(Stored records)

———

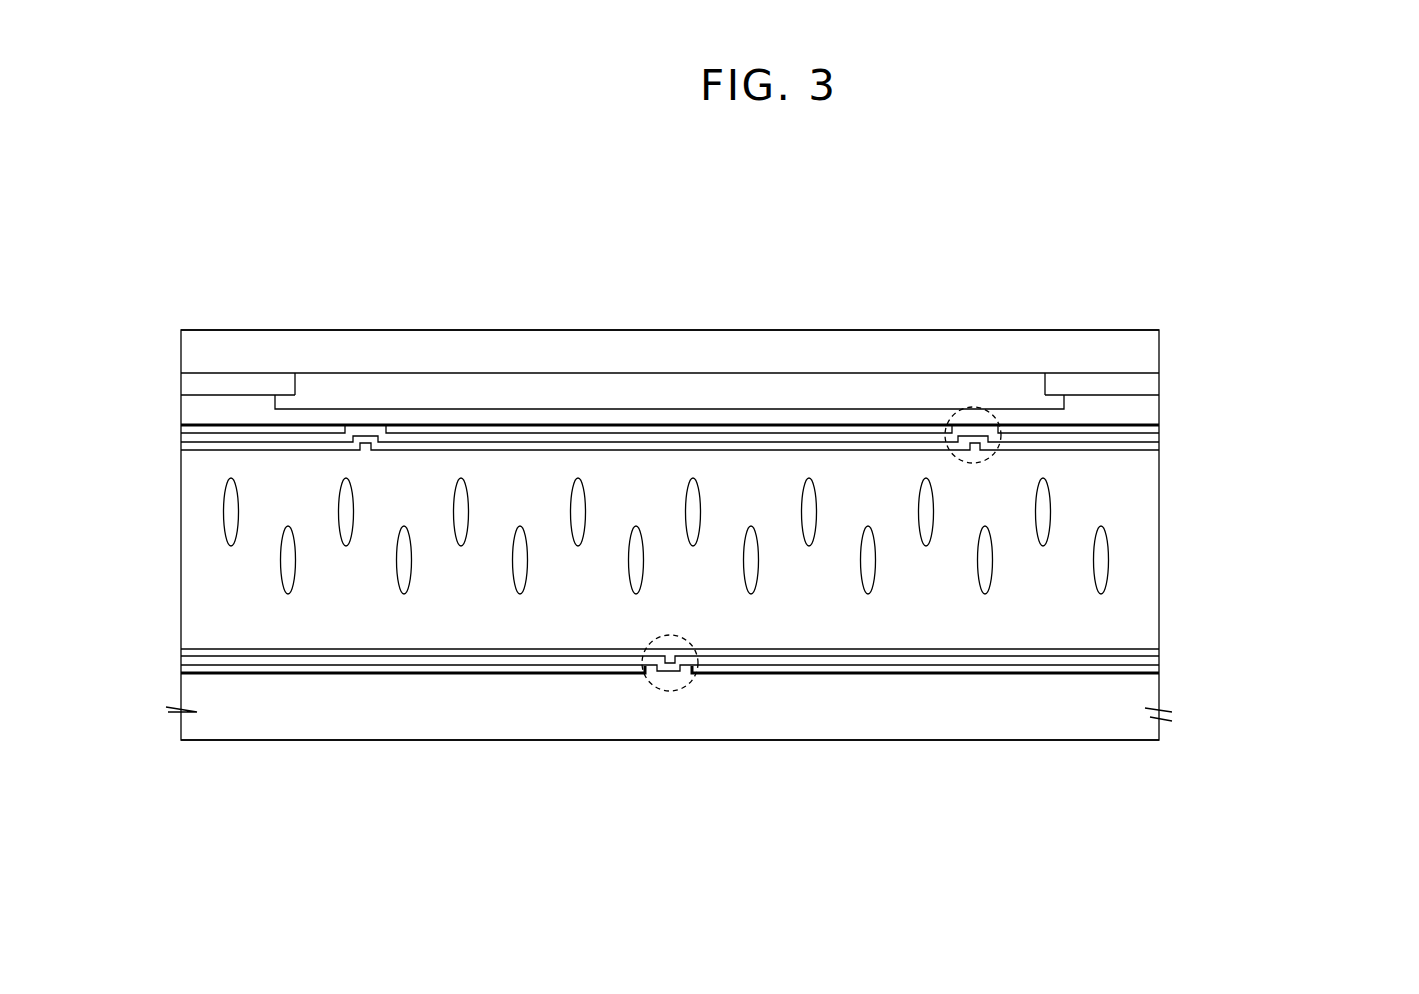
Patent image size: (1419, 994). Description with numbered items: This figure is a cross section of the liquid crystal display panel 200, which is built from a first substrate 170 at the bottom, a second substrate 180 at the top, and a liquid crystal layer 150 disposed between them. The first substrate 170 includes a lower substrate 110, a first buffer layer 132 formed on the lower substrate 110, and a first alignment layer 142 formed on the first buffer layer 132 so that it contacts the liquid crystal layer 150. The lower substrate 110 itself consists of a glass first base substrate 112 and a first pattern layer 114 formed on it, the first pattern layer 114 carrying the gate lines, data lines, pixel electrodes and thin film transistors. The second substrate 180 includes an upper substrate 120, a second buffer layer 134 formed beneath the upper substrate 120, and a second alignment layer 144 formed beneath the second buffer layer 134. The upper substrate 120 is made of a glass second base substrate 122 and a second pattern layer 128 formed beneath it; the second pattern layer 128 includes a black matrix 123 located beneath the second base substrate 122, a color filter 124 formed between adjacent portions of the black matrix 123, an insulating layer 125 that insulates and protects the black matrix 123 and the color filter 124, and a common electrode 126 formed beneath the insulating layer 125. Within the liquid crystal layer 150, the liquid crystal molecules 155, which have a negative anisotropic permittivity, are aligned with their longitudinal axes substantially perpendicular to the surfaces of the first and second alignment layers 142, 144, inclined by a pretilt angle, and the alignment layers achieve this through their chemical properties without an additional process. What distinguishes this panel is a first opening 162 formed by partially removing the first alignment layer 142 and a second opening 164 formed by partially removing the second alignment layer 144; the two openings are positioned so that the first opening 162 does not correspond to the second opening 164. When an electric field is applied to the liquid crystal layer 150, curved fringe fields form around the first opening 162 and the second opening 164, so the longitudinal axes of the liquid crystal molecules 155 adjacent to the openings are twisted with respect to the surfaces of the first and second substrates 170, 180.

The liquid crystal display panel 200 is at (746, 221).
The second substrate 180 is at (1351, 315).
The upper substrate 120 is at (1299, 315).
The second base substrate 122 is at (1150, 347).
The color filter 124 is at (1028, 390).
The second pattern layer 128 is at (1244, 342).
The black matrix 123 is at (1159, 377).
The insulating layer 125 is at (1159, 401).
The common electrode 126 is at (1159, 427).
The second buffer layer 134 is at (1159, 436).
The second alignment layer 144 is at (1159, 446).
The second opening 164 is at (970, 407).
The liquid crystal layer 150 is at (129, 452).
The liquid crystal molecules 155 is at (229, 512).
The first substrate 170 is at (1297, 625).
The first alignment layer 142 is at (1159, 649).
The first buffer layer 132 is at (1159, 656).
The lower substrate 110 is at (1246, 680).
The first pattern layer 114 is at (1159, 667).
The first base substrate 112 is at (1159, 718).
The first opening 162 is at (670, 692).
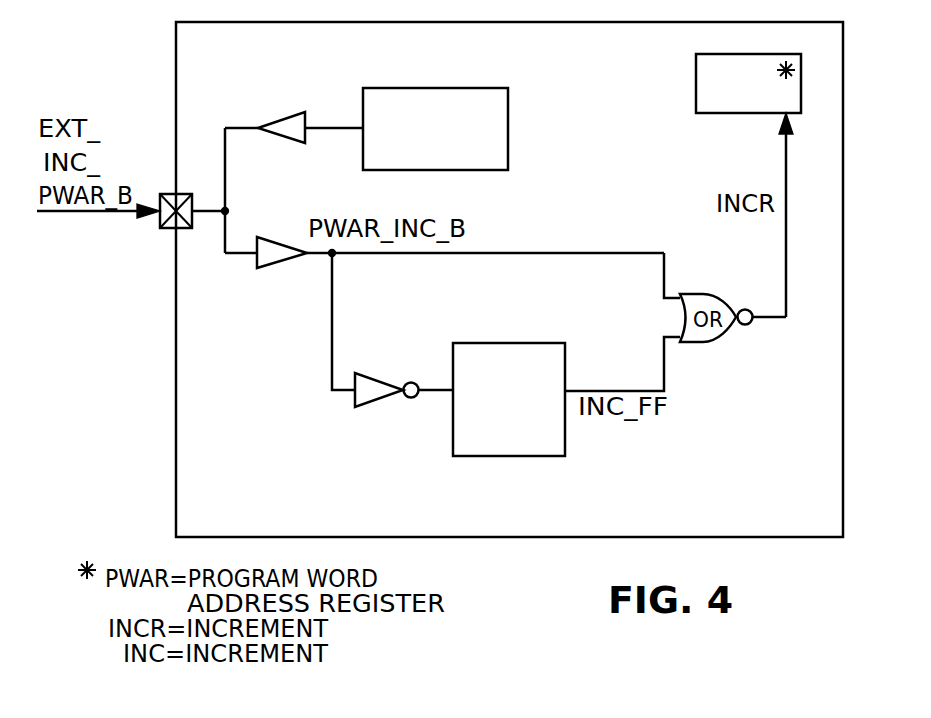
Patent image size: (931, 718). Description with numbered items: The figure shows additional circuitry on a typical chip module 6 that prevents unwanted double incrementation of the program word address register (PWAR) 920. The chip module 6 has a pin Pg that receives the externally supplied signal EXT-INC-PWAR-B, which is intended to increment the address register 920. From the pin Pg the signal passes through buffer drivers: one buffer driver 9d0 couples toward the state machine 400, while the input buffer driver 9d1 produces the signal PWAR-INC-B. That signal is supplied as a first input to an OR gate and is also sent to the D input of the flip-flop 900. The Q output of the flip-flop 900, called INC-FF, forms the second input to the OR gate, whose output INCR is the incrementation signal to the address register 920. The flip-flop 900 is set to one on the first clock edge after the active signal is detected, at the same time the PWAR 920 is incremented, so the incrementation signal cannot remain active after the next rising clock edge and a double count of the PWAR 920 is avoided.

The chip module 6 is at (177, 377).
The pin Pg is at (167, 230).
The output buffer driver 9d0 is at (282, 118).
The input buffer driver 9d1 is at (273, 257).
The state machine 400 is at (505, 155).
The flip-flop 900 is at (545, 456).
The address register (PWAR) 920 is at (697, 92).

———

Reproduce all of the data above line for line, without any changes, and leave the pictures out.

SOLVED EXERCISE
Patent image size: (1419, 994). Description with numbered items: This figure is a cross section of the liquid crystal display panel 200, which is built from a first substrate 170 at the bottom, a second substrate 180 at the top, and a liquid crystal layer 150 disposed between them. The first substrate 170 includes a lower substrate 110, a first buffer layer 132 formed on the lower substrate 110, and a first alignment layer 142 formed on the first buffer layer 132 so that it contacts the liquid crystal layer 150. The lower substrate 110 itself consists of a glass first base substrate 112 and a first pattern layer 114 formed on it, the first pattern layer 114 carrying the gate lines, data lines, pixel electrodes and thin film transistors. The second substrate 180 includes an upper substrate 120, a second buffer layer 134 formed beneath the upper substrate 120, and a second alignment layer 144 formed beneath the second buffer layer 134. The upper substrate 120 is made of a glass second base substrate 122 and a second pattern layer 128 formed beneath it; the second pattern layer 128 includes a black matrix 123 located beneath the second base substrate 122, a color filter 124 formed between adjacent portions of the black matrix 123, an insulating layer 125 that insulates and protects the black matrix 123 and the color filter 124, and a common electrode 126 formed beneath the insulating layer 125. Within the liquid crystal layer 150, the liquid crystal molecules 155, which have a negative anisotropic permittivity, are aligned with their longitudinal axes substantially perpendicular to the surfaces of the first and second alignment layers 142, 144, inclined by a pretilt angle, and the alignment layers achieve this through their chemical properties without an additional process. What distinguishes this panel is a first opening 162 formed by partially removing the first alignment layer 142 and a second opening 164 formed by partially removing the second alignment layer 144; the two openings are positioned so that the first opening 162 does not correspond to the second opening 164. When an electric field is applied to the liquid crystal layer 150, curved fringe fields form around the first opening 162 and the second opening 164, so the longitudinal axes of the liquid crystal molecules 155 adjacent to the openings are twisted with respect to the surfaces of the first and second substrates 170, 180.

The liquid crystal display panel 200 is at (746, 221).
The second substrate 180 is at (1351, 315).
The upper substrate 120 is at (1299, 315).
The second base substrate 122 is at (1150, 347).
The color filter 124 is at (1028, 390).
The second pattern layer 128 is at (1244, 342).
The black matrix 123 is at (1159, 377).
The insulating layer 125 is at (1159, 401).
The common electrode 126 is at (1159, 427).
The second buffer layer 134 is at (1159, 436).
The second alignment layer 144 is at (1159, 446).
The second opening 164 is at (970, 407).
The liquid crystal layer 150 is at (129, 452).
The liquid crystal molecules 155 is at (229, 512).
The first substrate 170 is at (1297, 625).
The first alignment layer 142 is at (1159, 649).
The first buffer layer 132 is at (1159, 656).
The lower substrate 110 is at (1246, 680).
The first pattern layer 114 is at (1159, 667).
The first base substrate 112 is at (1159, 718).
The first opening 162 is at (670, 692).
Patent image size: (931, 718). Description with numbered items: The figure shows additional circuitry on a typical chip module 6 that prevents unwanted double incrementation of the program word address register (PWAR) 920. The chip module 6 has a pin Pg that receives the externally supplied signal EXT-INC-PWAR-B, which is intended to increment the address register 920. From the pin Pg the signal passes through buffer drivers: one buffer driver 9d0 couples toward the state machine 400, while the input buffer driver 9d1 produces the signal PWAR-INC-B. That signal is supplied as a first input to an OR gate and is also sent to the D input of the flip-flop 900. The Q output of the flip-flop 900, called INC-FF, forms the second input to the OR gate, whose output INCR is the incrementation signal to the address register 920. The flip-flop 900 is set to one on the first clock edge after the active signal is detected, at the same time the PWAR 920 is incremented, so the incrementation signal cannot remain active after the next rising clock edge and a double count of the PWAR 920 is avoided.

The chip module 6 is at (177, 377).
The pin Pg is at (167, 230).
The output buffer driver 9d0 is at (282, 118).
The input buffer driver 9d1 is at (273, 257).
The state machine 400 is at (505, 155).
The flip-flop 900 is at (545, 456).
The address register (PWAR) 920 is at (697, 92).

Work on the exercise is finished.